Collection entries
▼

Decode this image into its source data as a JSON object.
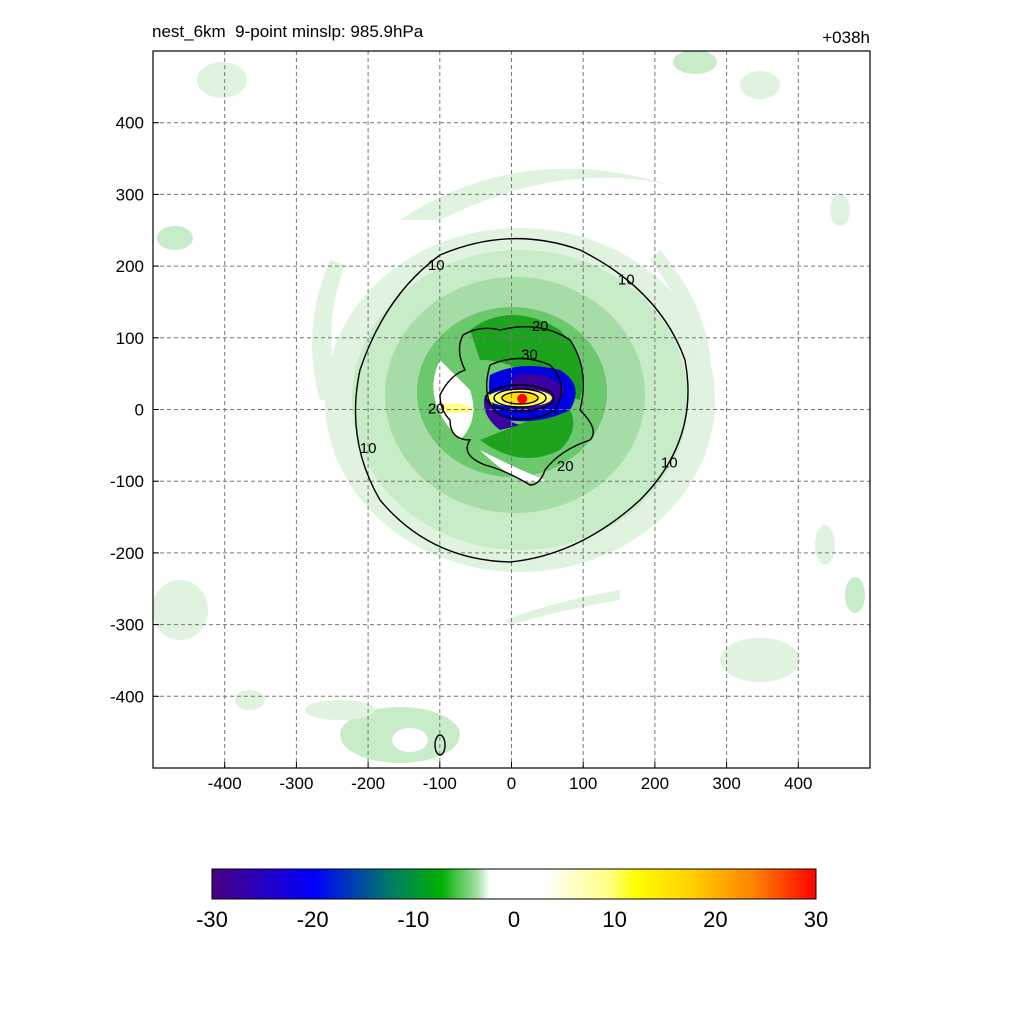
{
  "header": {
    "title_left": "nest_6km  9-point minslp: 985.9hPa",
    "title_right": "+038h"
  },
  "chart_data": {
    "type": "heatmap",
    "title": "nest_6km  9-point minslp: 985.9hPa",
    "subtitle": "+038h",
    "xlabel": "",
    "ylabel": "",
    "xlim": [
      -500,
      500
    ],
    "ylim": [
      -500,
      500
    ],
    "x_ticks": [
      -400,
      -300,
      -200,
      -100,
      0,
      100,
      200,
      300,
      400
    ],
    "y_ticks": [
      400,
      300,
      200,
      100,
      0,
      -100,
      -200,
      -300,
      -400
    ],
    "grid": true,
    "colorbar": {
      "range": [
        -30,
        30
      ],
      "tick_labels": [
        "-30",
        "-20",
        "-10",
        "0",
        "10",
        "20",
        "30"
      ],
      "tick_values": [
        -30,
        -20,
        -10,
        0,
        10,
        20,
        30
      ],
      "colors": [
        "#4b0082",
        "#0000ff",
        "#00a000",
        "#ffffff",
        "#ffff00",
        "#ffa500",
        "#ff0000"
      ]
    },
    "contour_labels": [
      {
        "text": "10",
        "x": -105,
        "y": 200
      },
      {
        "text": "10",
        "x": 160,
        "y": 180
      },
      {
        "text": "10",
        "x": -200,
        "y": -55
      },
      {
        "text": "10",
        "x": 220,
        "y": -75
      },
      {
        "text": "20",
        "x": 40,
        "y": 115
      },
      {
        "text": "20",
        "x": -105,
        "y": 0
      },
      {
        "text": "20",
        "x": 75,
        "y": -80
      },
      {
        "text": "30",
        "x": 25,
        "y": 75
      }
    ],
    "storm_center": {
      "x": 15,
      "y": 15
    }
  }
}
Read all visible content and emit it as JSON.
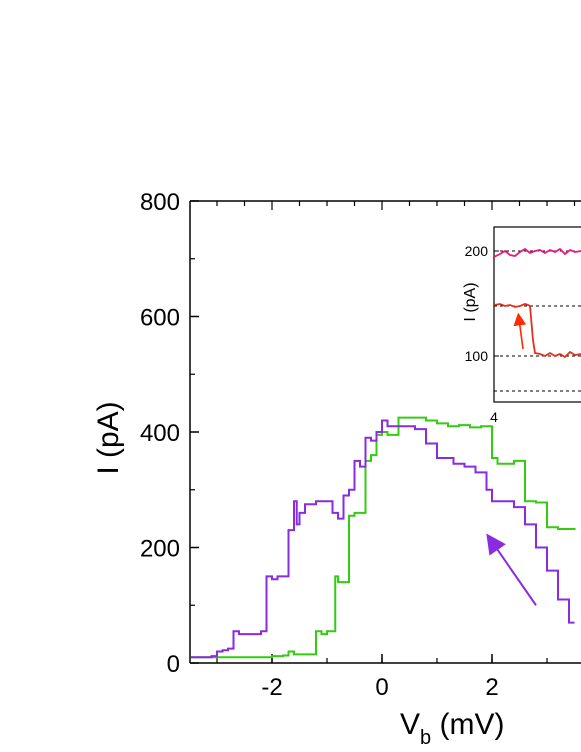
{
  "chart_data": {
    "type": "line",
    "xlabel_main": "V",
    "xlabel_sub": "b",
    "xlabel_unit": " (mV)",
    "ylabel": "I (pA)",
    "xlim": [
      -3.5,
      3.5
    ],
    "ylim": [
      0,
      800
    ],
    "x_ticks": [
      -2,
      0,
      2
    ],
    "x_tick_labels": [
      "-2",
      "0",
      "2"
    ],
    "y_ticks": [
      0,
      200,
      400,
      600,
      800
    ],
    "y_tick_labels": [
      "0",
      "200",
      "400",
      "600",
      "800"
    ],
    "grid": false,
    "colors": {
      "green": "#33cc11",
      "purple": "#8a2be2",
      "arrow": "#8a2be2"
    },
    "series": [
      {
        "color": "#33cc11",
        "x": [
          -3.5,
          -2.8,
          -2.0,
          -1.8,
          -1.7,
          -1.6,
          -1.3,
          -1.2,
          -1.1,
          -1.0,
          -0.9,
          -0.85,
          -0.8,
          -0.7,
          -0.6,
          -0.5,
          -0.4,
          -0.3,
          -0.2,
          -0.1,
          0.0,
          0.1,
          0.2,
          0.3,
          0.5,
          0.8,
          1.0,
          1.2,
          1.4,
          1.6,
          1.8,
          2.0,
          2.1,
          2.2,
          2.4,
          2.6,
          2.8,
          2.9,
          3.0,
          3.2,
          3.5
        ],
        "y": [
          10,
          10,
          12,
          13,
          20,
          15,
          15,
          55,
          50,
          55,
          55,
          150,
          140,
          140,
          255,
          260,
          260,
          350,
          360,
          395,
          400,
          395,
          395,
          425,
          425,
          420,
          415,
          410,
          412,
          408,
          410,
          355,
          345,
          345,
          350,
          280,
          278,
          278,
          235,
          232,
          230
        ]
      },
      {
        "color": "#8a2be2",
        "x": [
          -3.5,
          -3.1,
          -3.0,
          -2.9,
          -2.8,
          -2.7,
          -2.6,
          -2.4,
          -2.2,
          -2.1,
          -2.0,
          -1.9,
          -1.8,
          -1.7,
          -1.6,
          -1.55,
          -1.5,
          -1.4,
          -1.2,
          -1.1,
          -0.9,
          -0.8,
          -0.7,
          -0.6,
          -0.5,
          -0.4,
          -0.3,
          -0.2,
          -0.1,
          0.0,
          0.1,
          0.3,
          0.6,
          0.8,
          1.0,
          1.1,
          1.3,
          1.5,
          1.7,
          1.9,
          2.0,
          2.2,
          2.4,
          2.6,
          2.8,
          3.0,
          3.2,
          3.4,
          3.5
        ],
        "y": [
          10,
          12,
          20,
          22,
          25,
          55,
          50,
          50,
          55,
          150,
          145,
          150,
          150,
          230,
          280,
          240,
          260,
          275,
          280,
          280,
          260,
          250,
          290,
          300,
          350,
          340,
          390,
          385,
          400,
          420,
          410,
          410,
          405,
          380,
          355,
          355,
          345,
          340,
          330,
          300,
          280,
          280,
          270,
          240,
          200,
          160,
          110,
          70,
          70
        ]
      }
    ],
    "annotation": {
      "type": "arrow",
      "color": "#8a2be2",
      "from": [
        2.8,
        100
      ],
      "to": [
        2.0,
        210
      ]
    },
    "inset": {
      "ylabel": "I (pA)",
      "y_tick_labels": [
        "200",
        "100"
      ],
      "x_tick_labels": [
        "4"
      ],
      "colors": {
        "pink": "#e6197f",
        "red": "#e0301e",
        "arrow": "#ff2a00"
      }
    }
  }
}
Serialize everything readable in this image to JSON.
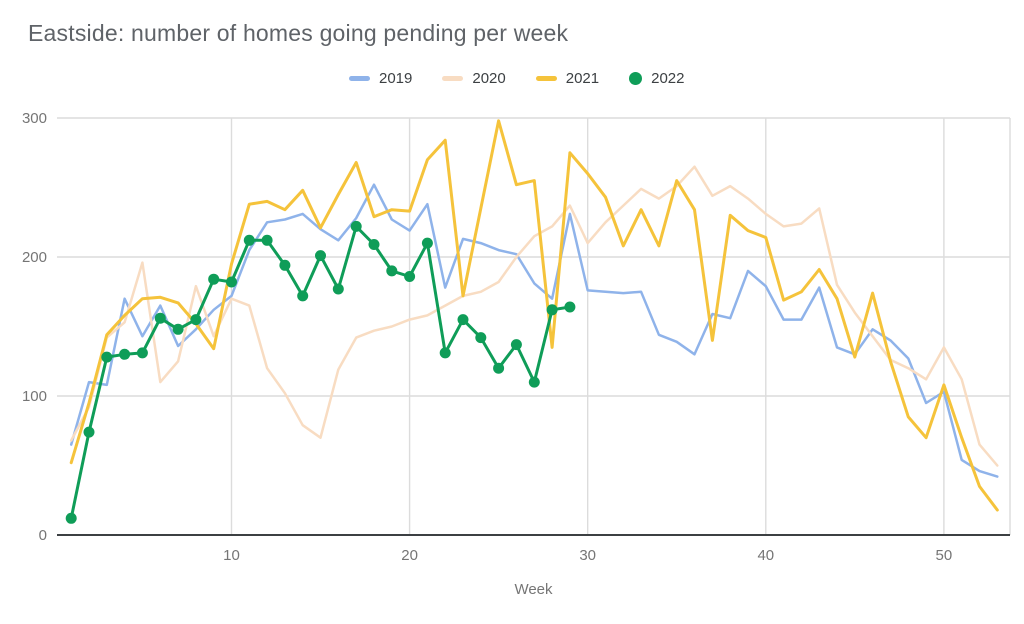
{
  "title": "Eastside: number of homes going pending per week",
  "legend": {
    "items": [
      {
        "label": "2019",
        "color": "#8fb3ea",
        "marker": "dash"
      },
      {
        "label": "2020",
        "color": "#f8dcc2",
        "marker": "dash"
      },
      {
        "label": "2021",
        "color": "#f5c33b",
        "marker": "dash"
      },
      {
        "label": "2022",
        "color": "#0f9d58",
        "marker": "circle"
      }
    ]
  },
  "axes": {
    "x_label": "Week",
    "x_ticks": [
      10,
      20,
      30,
      40,
      50
    ],
    "y_ticks": [
      0,
      100,
      200,
      300
    ]
  },
  "chart_data": {
    "type": "line",
    "title": "Eastside: number of homes going pending per week",
    "xlabel": "Week",
    "ylabel": "",
    "xlim": [
      1,
      53
    ],
    "ylim": [
      0,
      300
    ],
    "grid": true,
    "legend_position": "top",
    "x": [
      1,
      2,
      3,
      4,
      5,
      6,
      7,
      8,
      9,
      10,
      11,
      12,
      13,
      14,
      15,
      16,
      17,
      18,
      19,
      20,
      21,
      22,
      23,
      24,
      25,
      26,
      27,
      28,
      29,
      30,
      31,
      32,
      33,
      34,
      35,
      36,
      37,
      38,
      39,
      40,
      41,
      42,
      43,
      44,
      45,
      46,
      47,
      48,
      49,
      50,
      51,
      52,
      53
    ],
    "series": [
      {
        "name": "2019",
        "color": "#8fb3ea",
        "line_width": 2.5,
        "marker": false,
        "values": [
          65,
          110,
          108,
          170,
          143,
          165,
          136,
          148,
          162,
          172,
          205,
          225,
          227,
          231,
          220,
          212,
          228,
          252,
          227,
          219,
          238,
          178,
          213,
          210,
          205,
          202,
          181,
          170,
          231,
          176,
          175,
          174,
          175,
          144,
          139,
          130,
          159,
          156,
          190,
          179,
          155,
          155,
          178,
          135,
          130,
          148,
          140,
          127,
          95,
          103,
          54,
          46,
          42
        ]
      },
      {
        "name": "2020",
        "color": "#f8dcc2",
        "line_width": 2.5,
        "marker": false,
        "values": [
          68,
          92,
          142,
          153,
          196,
          110,
          125,
          179,
          143,
          170,
          165,
          120,
          102,
          79,
          70,
          119,
          142,
          147,
          150,
          155,
          158,
          165,
          172,
          175,
          182,
          200,
          215,
          222,
          237,
          210,
          225,
          237,
          249,
          242,
          251,
          265,
          244,
          251,
          242,
          231,
          222,
          224,
          235,
          180,
          160,
          143,
          126,
          120,
          112,
          135,
          112,
          65,
          50
        ]
      },
      {
        "name": "2021",
        "color": "#f5c33b",
        "line_width": 3,
        "marker": false,
        "values": [
          52,
          95,
          144,
          158,
          170,
          171,
          167,
          152,
          134,
          195,
          238,
          240,
          234,
          248,
          221,
          245,
          268,
          229,
          234,
          233,
          270,
          284,
          172,
          235,
          298,
          252,
          255,
          135,
          275,
          260,
          243,
          208,
          234,
          208,
          255,
          234,
          140,
          230,
          219,
          214,
          169,
          175,
          191,
          170,
          128,
          174,
          125,
          85,
          70,
          108,
          70,
          35,
          18
        ]
      },
      {
        "name": "2022",
        "color": "#0f9d58",
        "line_width": 3,
        "marker": true,
        "marker_radius": 5.5,
        "values": [
          12,
          74,
          128,
          130,
          131,
          156,
          148,
          155,
          184,
          182,
          212,
          212,
          194,
          172,
          201,
          177,
          222,
          209,
          190,
          186,
          210,
          131,
          155,
          142,
          120,
          137,
          110,
          162,
          164
        ]
      }
    ]
  }
}
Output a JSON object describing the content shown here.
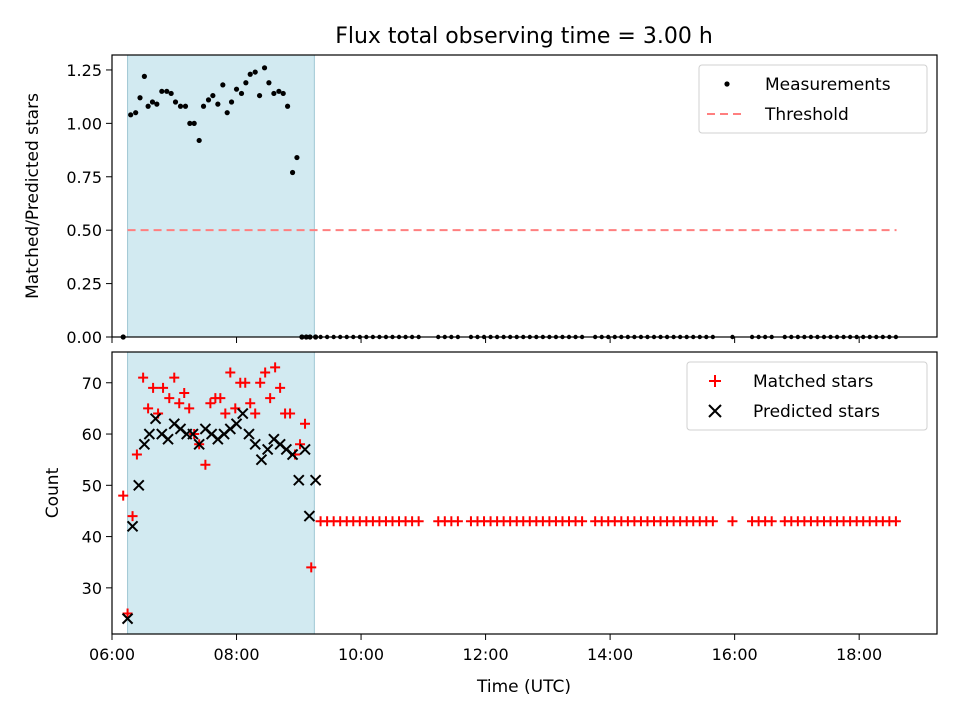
{
  "title": "Flux total observing time = 3.00 h",
  "colors": {
    "band": "#add8e6",
    "measure": "#000000",
    "threshold": "#ff7f7f",
    "matched": "#ff0000",
    "predicted": "#000000"
  },
  "chart_data": [
    {
      "type": "scatter",
      "ylabel": "Matched/Predicted stars",
      "xlim": [
        6.0,
        19.25
      ],
      "ylim": [
        0,
        1.32
      ],
      "yticks": [
        0.0,
        0.25,
        0.5,
        0.75,
        1.0,
        1.25
      ],
      "ytick_labels": [
        "0.00",
        "0.25",
        "0.50",
        "0.75",
        "1.00",
        "1.25"
      ],
      "shaded_band": [
        6.25,
        9.25
      ],
      "legend": {
        "position": "top-right",
        "entries": [
          "Measurements",
          "Threshold"
        ]
      },
      "threshold": {
        "name": "Threshold",
        "y": 0.5,
        "x": [
          6.25,
          18.6
        ]
      },
      "series": [
        {
          "name": "Measurements",
          "x": [
            6.18,
            6.3,
            6.38,
            6.45,
            6.52,
            6.58,
            6.65,
            6.72,
            6.8,
            6.88,
            6.95,
            7.02,
            7.1,
            7.18,
            7.25,
            7.32,
            7.4,
            7.47,
            7.55,
            7.62,
            7.7,
            7.78,
            7.85,
            7.92,
            8.0,
            8.08,
            8.15,
            8.22,
            8.3,
            8.37,
            8.45,
            8.52,
            8.6,
            8.68,
            8.75,
            8.82,
            8.9,
            8.97,
            9.05,
            9.12,
            9.18,
            9.27
          ],
          "y": [
            0.0,
            1.04,
            1.05,
            1.12,
            1.22,
            1.08,
            1.1,
            1.09,
            1.15,
            1.15,
            1.14,
            1.1,
            1.08,
            1.08,
            1.0,
            1.0,
            0.92,
            1.08,
            1.11,
            1.13,
            1.09,
            1.18,
            1.05,
            1.1,
            1.16,
            1.14,
            1.19,
            1.23,
            1.24,
            1.13,
            1.26,
            1.19,
            1.14,
            1.15,
            1.14,
            1.08,
            0.77,
            0.84,
            0.0,
            0.0,
            0.0,
            0.0
          ]
        }
      ]
    },
    {
      "type": "scatter",
      "xlabel": "Time (UTC)",
      "ylabel": "Count",
      "xlim": [
        6.0,
        19.25
      ],
      "ylim": [
        21,
        76
      ],
      "yticks": [
        30,
        40,
        50,
        60,
        70
      ],
      "ytick_labels": [
        "30",
        "40",
        "50",
        "60",
        "70"
      ],
      "xticks": [
        6,
        8,
        10,
        12,
        14,
        16,
        18
      ],
      "xtick_labels": [
        "06:00",
        "08:00",
        "10:00",
        "12:00",
        "14:00",
        "16:00",
        "18:00"
      ],
      "shaded_band": [
        6.25,
        9.25
      ],
      "legend": {
        "position": "top-right",
        "entries": [
          "Matched stars",
          "Predicted stars"
        ]
      },
      "series": [
        {
          "name": "Matched stars",
          "x": [
            6.18,
            6.25,
            6.33,
            6.4,
            6.5,
            6.58,
            6.66,
            6.74,
            6.82,
            6.92,
            7.0,
            7.08,
            7.16,
            7.24,
            7.32,
            7.4,
            7.5,
            7.58,
            7.66,
            7.74,
            7.82,
            7.9,
            7.98,
            8.06,
            8.14,
            8.22,
            8.3,
            8.38,
            8.46,
            8.54,
            8.62,
            8.7,
            8.78,
            8.86,
            8.94,
            9.02,
            9.1,
            9.2
          ],
          "y": [
            48,
            25,
            44,
            56,
            71,
            65,
            69,
            64,
            69,
            67,
            71,
            66,
            68,
            65,
            60,
            58,
            54,
            66,
            67,
            67,
            64,
            72,
            65,
            70,
            70,
            66,
            64,
            70,
            72,
            67,
            73,
            69,
            64,
            64,
            56,
            58,
            62,
            34
          ]
        },
        {
          "name": "Predicted stars",
          "x": [
            6.25,
            6.33,
            6.43,
            6.52,
            6.6,
            6.7,
            6.8,
            6.9,
            7.0,
            7.1,
            7.2,
            7.3,
            7.4,
            7.5,
            7.6,
            7.7,
            7.8,
            7.9,
            8.0,
            8.1,
            8.2,
            8.3,
            8.4,
            8.5,
            8.6,
            8.7,
            8.8,
            8.9,
            9.0,
            9.1,
            9.17,
            9.27
          ],
          "y": [
            24,
            42,
            50,
            58,
            60,
            63,
            60,
            59,
            62,
            61,
            60,
            60,
            58,
            61,
            60,
            59,
            60,
            61,
            62,
            64,
            60,
            58,
            55,
            57,
            59,
            58,
            57,
            56,
            51,
            57,
            44,
            51
          ]
        }
      ]
    }
  ]
}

▲

- _Do this_:
Across the data, tally the lines containing "object" and give back the number alone.

- _The result_:
2